begin

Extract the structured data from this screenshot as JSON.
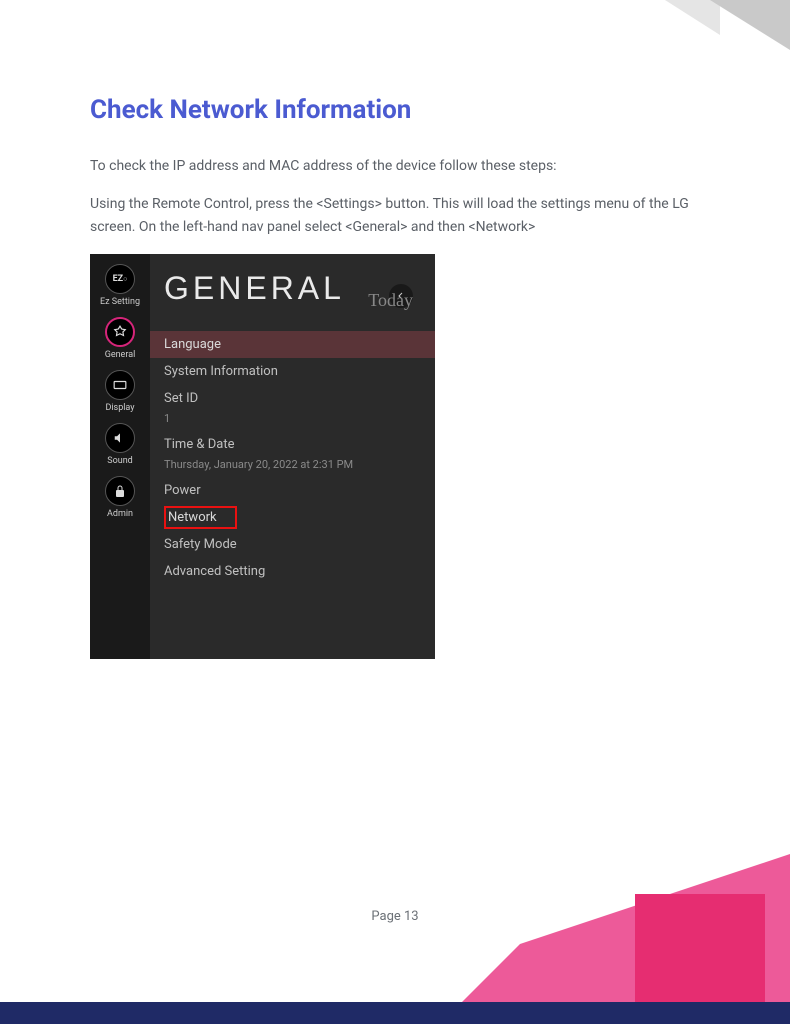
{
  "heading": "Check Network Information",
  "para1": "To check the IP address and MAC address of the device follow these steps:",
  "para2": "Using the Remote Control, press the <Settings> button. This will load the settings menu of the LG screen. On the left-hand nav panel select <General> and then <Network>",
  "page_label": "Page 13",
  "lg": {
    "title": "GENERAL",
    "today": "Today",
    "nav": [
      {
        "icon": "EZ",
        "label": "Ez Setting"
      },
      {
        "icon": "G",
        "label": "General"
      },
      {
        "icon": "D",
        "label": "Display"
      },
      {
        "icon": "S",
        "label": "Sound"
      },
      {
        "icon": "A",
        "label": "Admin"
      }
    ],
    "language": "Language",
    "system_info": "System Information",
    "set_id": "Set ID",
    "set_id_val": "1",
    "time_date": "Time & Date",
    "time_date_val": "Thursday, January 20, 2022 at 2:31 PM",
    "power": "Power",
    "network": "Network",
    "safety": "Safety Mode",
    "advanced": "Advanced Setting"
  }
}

end

PROBLEM >>
Pictures in the records should not appear in your copy, but everything else must be transcribed exactly.

SOLVED EXERCISE >>
Extract the structured data from this screenshot as JSON.
{
  "heading": "Check Network Information",
  "para1": "To check the IP address and MAC address of the device follow these steps:",
  "para2": "Using the Remote Control, press the <Settings> button. This will load the settings menu of the LG screen. On the left-hand nav panel select <General> and then <Network>",
  "page_label": "Page 13",
  "lg": {
    "title": "GENERAL",
    "today": "Today",
    "nav": [
      {
        "icon": "EZ",
        "label": "Ez Setting"
      },
      {
        "icon": "G",
        "label": "General"
      },
      {
        "icon": "D",
        "label": "Display"
      },
      {
        "icon": "S",
        "label": "Sound"
      },
      {
        "icon": "A",
        "label": "Admin"
      }
    ],
    "language": "Language",
    "system_info": "System Information",
    "set_id": "Set ID",
    "set_id_val": "1",
    "time_date": "Time & Date",
    "time_date_val": "Thursday, January 20, 2022 at 2:31 PM",
    "power": "Power",
    "network": "Network",
    "safety": "Safety Mode",
    "advanced": "Advanced Setting"
  }
}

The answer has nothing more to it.